■ **Dataset entries on figures**:
◆ ◆ ◆

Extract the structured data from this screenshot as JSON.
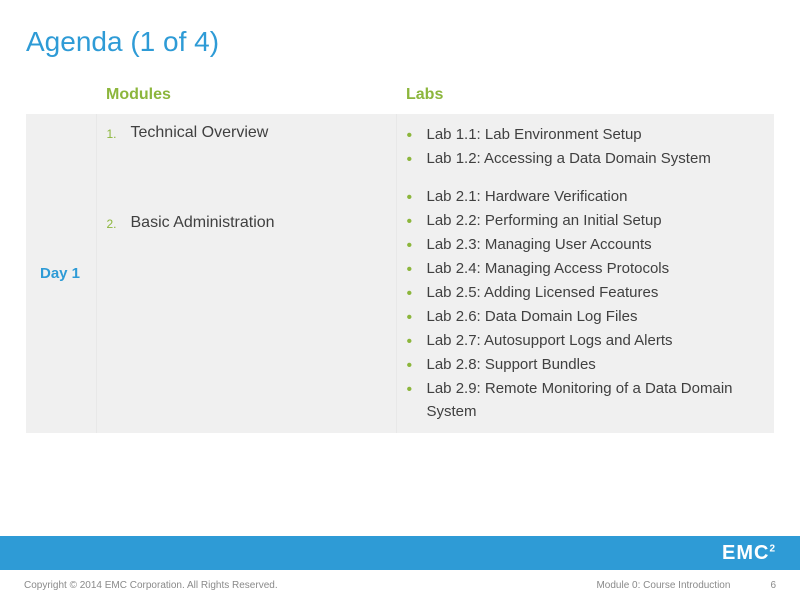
{
  "title": "Agenda (1 of 4)",
  "headers": {
    "day": "",
    "modules": "Modules",
    "labs": "Labs"
  },
  "day_label": "Day 1",
  "modules": [
    {
      "num": "1.",
      "text": "Technical Overview"
    },
    {
      "num": "2.",
      "text": "Basic Administration"
    }
  ],
  "labs_group1": [
    "Lab 1.1: Lab Environment Setup",
    "Lab 1.2: Accessing a Data Domain System"
  ],
  "labs_group2": [
    "Lab 2.1: Hardware Verification",
    "Lab 2.2: Performing an Initial Setup",
    "Lab 2.3: Managing User Accounts",
    "Lab 2.4: Managing Access Protocols",
    "Lab 2.5: Adding Licensed Features",
    "Lab 2.6: Data Domain Log Files",
    "Lab 2.7: Autosupport Logs and Alerts",
    "Lab 2.8: Support Bundles",
    "Lab 2.9: Remote Monitoring of a Data Domain System"
  ],
  "logo": {
    "main": "EMC",
    "sup": "2"
  },
  "footer": {
    "copyright": "Copyright © 2014 EMC Corporation. All Rights Reserved.",
    "module": "Module 0: Course Introduction",
    "page": "6"
  },
  "colors": {
    "title": "#2e9bd6",
    "accent_green": "#8cb63c",
    "row_bg": "#f0f0f0",
    "body_text": "#404040",
    "footer_bar": "#2e9bd6",
    "footer_text": "#8a8a8a"
  }
}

◆ ◆ ◆

■ **Instruction**: Your copy should match the records word for word, with the pictures removed.

■ **Result of the exercise**:
Extract the structured data from this screenshot as JSON.
{
  "title": "Agenda (1 of 4)",
  "headers": {
    "day": "",
    "modules": "Modules",
    "labs": "Labs"
  },
  "day_label": "Day 1",
  "modules": [
    {
      "num": "1.",
      "text": "Technical Overview"
    },
    {
      "num": "2.",
      "text": "Basic Administration"
    }
  ],
  "labs_group1": [
    "Lab 1.1: Lab Environment Setup",
    "Lab 1.2: Accessing a Data Domain System"
  ],
  "labs_group2": [
    "Lab 2.1: Hardware Verification",
    "Lab 2.2: Performing an Initial Setup",
    "Lab 2.3: Managing User Accounts",
    "Lab 2.4: Managing Access Protocols",
    "Lab 2.5: Adding Licensed Features",
    "Lab 2.6: Data Domain Log Files",
    "Lab 2.7: Autosupport Logs and Alerts",
    "Lab 2.8: Support Bundles",
    "Lab 2.9: Remote Monitoring of a Data Domain System"
  ],
  "logo": {
    "main": "EMC",
    "sup": "2"
  },
  "footer": {
    "copyright": "Copyright © 2014 EMC Corporation. All Rights Reserved.",
    "module": "Module 0: Course Introduction",
    "page": "6"
  },
  "colors": {
    "title": "#2e9bd6",
    "accent_green": "#8cb63c",
    "row_bg": "#f0f0f0",
    "body_text": "#404040",
    "footer_bar": "#2e9bd6",
    "footer_text": "#8a8a8a"
  }
}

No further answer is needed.